■ **WRITTEN PROBLEM**
Read the data and repeat it in full, exactly.

──────────────────────────────

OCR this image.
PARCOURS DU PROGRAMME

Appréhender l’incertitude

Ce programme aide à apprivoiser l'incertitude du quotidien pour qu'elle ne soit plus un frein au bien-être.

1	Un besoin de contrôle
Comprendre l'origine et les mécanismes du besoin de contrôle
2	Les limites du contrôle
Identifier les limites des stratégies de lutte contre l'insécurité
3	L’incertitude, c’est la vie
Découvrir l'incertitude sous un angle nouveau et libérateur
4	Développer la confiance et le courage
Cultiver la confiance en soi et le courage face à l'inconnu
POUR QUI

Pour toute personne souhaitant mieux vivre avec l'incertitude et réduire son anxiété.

──────────────────────────────

■ **OUTPUT**
OCR this image.
PARCOURS DU PROGRAMME

Appréhender l’incertitude

Ce programme aide à apprivoiser l'incertitude du quotidien pour qu'elle ne soit plus un frein au bien-être.

1	Un besoin de contrôle
Comprendre l'origine et les mécanismes du besoin de contrôle
2	Les limites du contrôle
Identifier les limites des stratégies de lutte contre l'insécurité
3	L’incertitude, c’est la vie
Découvrir l'incertitude sous un angle nouveau et libérateur
4	Développer la confiance et le courage
Cultiver la confiance en soi et le courage face à l'inconnu
POUR QUI

Pour toute personne souhaitant mieux vivre avec l'incertitude et réduire son anxiété.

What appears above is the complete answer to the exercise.